* [What you will do]: Pick out each line below containing "color".

* [Records to use]:
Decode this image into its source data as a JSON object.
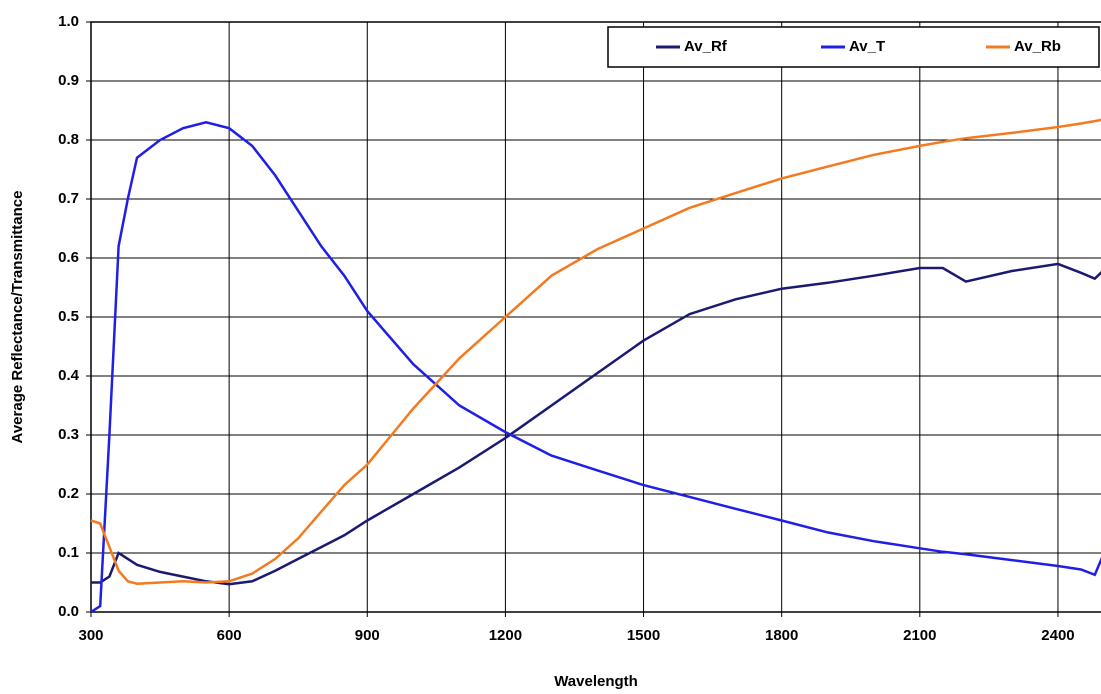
{
  "chart_data": {
    "type": "line",
    "xlabel": "Wavelength",
    "ylabel": "Average Reflectance/Transmittance",
    "x": [
      300,
      320,
      340,
      360,
      380,
      400,
      450,
      500,
      550,
      600,
      650,
      700,
      750,
      800,
      850,
      900,
      1000,
      1100,
      1200,
      1300,
      1400,
      1500,
      1600,
      1700,
      1800,
      1900,
      2000,
      2100,
      2150,
      2200,
      2300,
      2400,
      2450,
      2480,
      2500
    ],
    "series": [
      {
        "name": "Av_Rf",
        "color": "#1a1a72",
        "values": [
          0.05,
          0.05,
          0.06,
          0.1,
          0.09,
          0.08,
          0.068,
          0.06,
          0.052,
          0.047,
          0.052,
          0.07,
          0.09,
          0.11,
          0.13,
          0.155,
          0.2,
          0.245,
          0.295,
          0.35,
          0.405,
          0.46,
          0.505,
          0.53,
          0.548,
          0.558,
          0.57,
          0.583,
          0.583,
          0.56,
          0.578,
          0.59,
          0.575,
          0.565,
          0.58
        ]
      },
      {
        "name": "Av_T",
        "color": "#1f1fe6",
        "values": [
          0.0,
          0.01,
          0.3,
          0.62,
          0.7,
          0.77,
          0.8,
          0.82,
          0.83,
          0.82,
          0.79,
          0.74,
          0.68,
          0.62,
          0.57,
          0.51,
          0.42,
          0.35,
          0.305,
          0.265,
          0.24,
          0.215,
          0.195,
          0.175,
          0.155,
          0.135,
          0.12,
          0.108,
          0.102,
          0.098,
          0.088,
          0.078,
          0.072,
          0.063,
          0.1
        ]
      },
      {
        "name": "Av_Rb",
        "color": "#f47a20",
        "values": [
          0.155,
          0.15,
          0.11,
          0.07,
          0.052,
          0.048,
          0.05,
          0.052,
          0.05,
          0.052,
          0.065,
          0.09,
          0.125,
          0.17,
          0.215,
          0.25,
          0.345,
          0.43,
          0.5,
          0.57,
          0.615,
          0.65,
          0.685,
          0.71,
          0.735,
          0.755,
          0.775,
          0.79,
          0.797,
          0.803,
          0.812,
          0.822,
          0.828,
          0.832,
          0.835
        ]
      }
    ],
    "xlim": [
      300,
      2500
    ],
    "xticks": [
      300,
      600,
      900,
      1200,
      1500,
      1800,
      2100,
      2400
    ],
    "ylim": [
      0,
      1
    ],
    "yticks": [
      {
        "value": 0,
        "label": "0.0"
      },
      0.1,
      0.2,
      0.3,
      0.4,
      0.5,
      0.6,
      0.7,
      0.8,
      0.9,
      {
        "value": 1,
        "label": "1.0"
      }
    ],
    "grid": true,
    "legend": "upper right"
  }
}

* [Written response]:
        "color": "#1a1a72",
        "color": "#1f1fe6",
        "color": "#f47a20",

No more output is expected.